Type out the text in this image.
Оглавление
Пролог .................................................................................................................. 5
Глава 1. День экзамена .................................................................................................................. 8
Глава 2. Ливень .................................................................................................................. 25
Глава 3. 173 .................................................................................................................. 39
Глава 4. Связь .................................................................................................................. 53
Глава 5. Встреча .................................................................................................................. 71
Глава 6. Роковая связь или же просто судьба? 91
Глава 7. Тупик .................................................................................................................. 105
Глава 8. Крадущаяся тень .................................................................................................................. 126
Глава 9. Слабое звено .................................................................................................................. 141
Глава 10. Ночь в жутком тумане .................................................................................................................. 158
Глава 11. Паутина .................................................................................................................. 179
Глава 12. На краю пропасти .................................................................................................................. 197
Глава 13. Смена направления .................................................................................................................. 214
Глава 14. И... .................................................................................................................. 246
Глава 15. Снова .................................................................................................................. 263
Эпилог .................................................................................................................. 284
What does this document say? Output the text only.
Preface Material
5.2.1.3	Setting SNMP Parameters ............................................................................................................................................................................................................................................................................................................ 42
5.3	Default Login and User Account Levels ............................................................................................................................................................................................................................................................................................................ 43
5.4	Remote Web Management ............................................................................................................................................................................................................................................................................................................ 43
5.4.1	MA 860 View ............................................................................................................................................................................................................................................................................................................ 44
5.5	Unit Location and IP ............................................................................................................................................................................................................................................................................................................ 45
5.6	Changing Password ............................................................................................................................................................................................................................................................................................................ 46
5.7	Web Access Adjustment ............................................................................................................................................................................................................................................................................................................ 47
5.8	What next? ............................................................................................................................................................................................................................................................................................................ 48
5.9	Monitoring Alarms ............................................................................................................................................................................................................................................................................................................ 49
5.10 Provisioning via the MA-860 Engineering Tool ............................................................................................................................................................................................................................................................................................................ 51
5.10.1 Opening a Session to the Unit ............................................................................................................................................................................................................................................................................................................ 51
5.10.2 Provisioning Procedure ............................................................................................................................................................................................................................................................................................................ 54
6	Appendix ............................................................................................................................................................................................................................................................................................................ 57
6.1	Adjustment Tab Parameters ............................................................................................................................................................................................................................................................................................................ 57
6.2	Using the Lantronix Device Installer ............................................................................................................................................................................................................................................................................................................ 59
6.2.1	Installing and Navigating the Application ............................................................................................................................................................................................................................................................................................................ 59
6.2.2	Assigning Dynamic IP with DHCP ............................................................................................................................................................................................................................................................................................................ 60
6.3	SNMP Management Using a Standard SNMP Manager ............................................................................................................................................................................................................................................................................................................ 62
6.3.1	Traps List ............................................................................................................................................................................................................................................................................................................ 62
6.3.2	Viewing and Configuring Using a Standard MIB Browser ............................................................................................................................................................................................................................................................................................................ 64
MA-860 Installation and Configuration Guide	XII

....................

Directions: Give back the data above exactly as it appears.

Solved problem:
Type out the text in this image.
Оглавление
Пролог .................................................................................................................. 5
Глава 1. День экзамена .................................................................................................................. 8
Глава 2. Ливень .................................................................................................................. 25
Глава 3. 173 .................................................................................................................. 39
Глава 4. Связь .................................................................................................................. 53
Глава 5. Встреча .................................................................................................................. 71
Глава 6. Роковая связь или же просто судьба? 91
Глава 7. Тупик .................................................................................................................. 105
Глава 8. Крадущаяся тень .................................................................................................................. 126
Глава 9. Слабое звено .................................................................................................................. 141
Глава 10. Ночь в жутком тумане .................................................................................................................. 158
Глава 11. Паутина .................................................................................................................. 179
Глава 12. На краю пропасти .................................................................................................................. 197
Глава 13. Смена направления .................................................................................................................. 214
Глава 14. И... .................................................................................................................. 246
Глава 15. Снова .................................................................................................................. 263
Эпилог .................................................................................................................. 284
What does this document say? Output the text only.
Preface Material
5.2.1.3	Setting SNMP Parameters ............................................................................................................................................................................................................................................................................................................ 42
5.3	Default Login and User Account Levels ............................................................................................................................................................................................................................................................................................................ 43
5.4	Remote Web Management ............................................................................................................................................................................................................................................................................................................ 43
5.4.1	MA 860 View ............................................................................................................................................................................................................................................................................................................ 44
5.5	Unit Location and IP ............................................................................................................................................................................................................................................................................................................ 45
5.6	Changing Password ............................................................................................................................................................................................................................................................................................................ 46
5.7	Web Access Adjustment ............................................................................................................................................................................................................................................................................................................ 47
5.8	What next? ............................................................................................................................................................................................................................................................................................................ 48
5.9	Monitoring Alarms ............................................................................................................................................................................................................................................................................................................ 49
5.10 Provisioning via the MA-860 Engineering Tool ............................................................................................................................................................................................................................................................................................................ 51
5.10.1 Opening a Session to the Unit ............................................................................................................................................................................................................................................................................................................ 51
5.10.2 Provisioning Procedure ............................................................................................................................................................................................................................................................................................................ 54
6	Appendix ............................................................................................................................................................................................................................................................................................................ 57
6.1	Adjustment Tab Parameters ............................................................................................................................................................................................................................................................................................................ 57
6.2	Using the Lantronix Device Installer ............................................................................................................................................................................................................................................................................................................ 59
6.2.1	Installing and Navigating the Application ............................................................................................................................................................................................................................................................................................................ 59
6.2.2	Assigning Dynamic IP with DHCP ............................................................................................................................................................................................................................................................................................................ 60
6.3	SNMP Management Using a Standard SNMP Manager ............................................................................................................................................................................................................................................................................................................ 62
6.3.1	Traps List ............................................................................................................................................................................................................................................................................................................ 62
6.3.2	Viewing and Configuring Using a Standard MIB Browser ............................................................................................................................................................................................................................................................................................................ 64
MA-860 Installation and Configuration Guide	XII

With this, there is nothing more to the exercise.